(Collected data)
====

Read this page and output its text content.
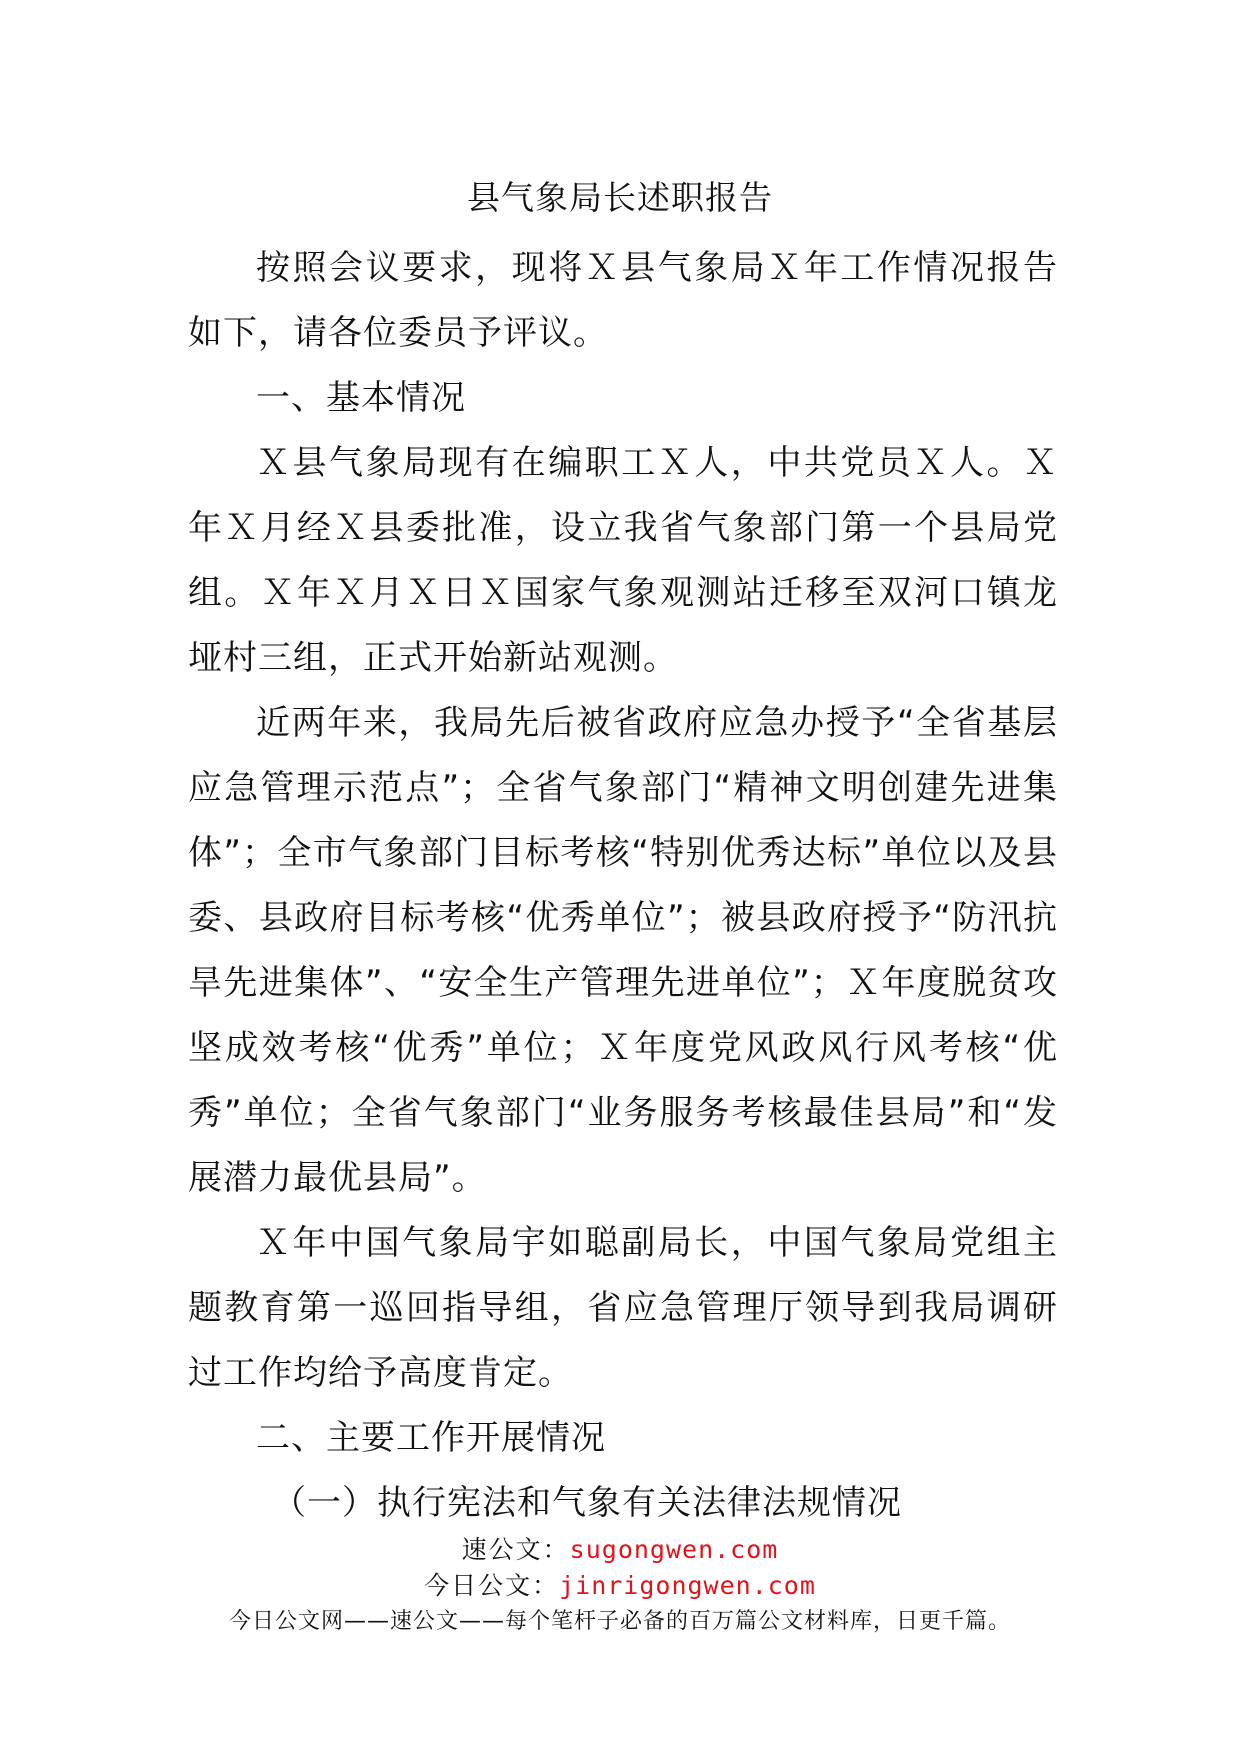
县气象局长述职报告

按照会议要求，现将Ｘ县气象局Ｘ年工作情况报告如下，请各位委员予评议。

一、基本情况

Ｘ县气象局现有在编职工Ｘ人，中共党员Ｘ人。Ｘ年Ｘ月经Ｘ县委批准，设立我省气象部门第一个县局党组。Ｘ年Ｘ月Ｘ日Ｘ国家气象观测站迁移至双河口镇龙垭村三组，正式开始新站观测。

近两年来，我局先后被省政府应急办授予“全省基层应急管理示范点”；全省气象部门“精神文明创建先进集体”；全市气象部门目标考核“特别优秀达标”单位以及县委、县政府目标考核“优秀单位”；被县政府授予“防汛抗旱先进集体”、“安全生产管理先进单位”；Ｘ年度脱贫攻坚成效考核“优秀”单位；Ｘ年度党风政风行风考核“优秀”单位；全省气象部门“业务服务考核最佳县局”和“发展潜力最优县局”。

Ｘ年中国气象局宇如聪副局长，中国气象局党组主题教育第一巡回指导组，省应急管理厅领导到我局调研过工作均给予高度肯定。

二、主要工作开展情况

（一）执行宪法和气象有关法律法规情况

速公文：sugongwen.com
今日公文：jinrigongwen.com
今日公文网——速公文——每个笔杆子必备的百万篇公文材料库，日更千篇。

====

Transcribe each line above verbatim, with the pictures left out.

## Answer below
Read this page and output its text content.
县气象局长述职报告

按照会议要求，现将Ｘ县气象局Ｘ年工作情况报告如下，请各位委员予评议。

一、基本情况

Ｘ县气象局现有在编职工Ｘ人，中共党员Ｘ人。Ｘ年Ｘ月经Ｘ县委批准，设立我省气象部门第一个县局党组。Ｘ年Ｘ月Ｘ日Ｘ国家气象观测站迁移至双河口镇龙垭村三组，正式开始新站观测。

近两年来，我局先后被省政府应急办授予“全省基层应急管理示范点”；全省气象部门“精神文明创建先进集体”；全市气象部门目标考核“特别优秀达标”单位以及县委、县政府目标考核“优秀单位”；被县政府授予“防汛抗旱先进集体”、“安全生产管理先进单位”；Ｘ年度脱贫攻坚成效考核“优秀”单位；Ｘ年度党风政风行风考核“优秀”单位；全省气象部门“业务服务考核最佳县局”和“发展潜力最优县局”。

Ｘ年中国气象局宇如聪副局长，中国气象局党组主题教育第一巡回指导组，省应急管理厅领导到我局调研过工作均给予高度肯定。

二、主要工作开展情况

（一）执行宪法和气象有关法律法规情况

速公文：sugongwen.com
今日公文：jinrigongwen.com
今日公文网——速公文——每个笔杆子必备的百万篇公文材料库，日更千篇。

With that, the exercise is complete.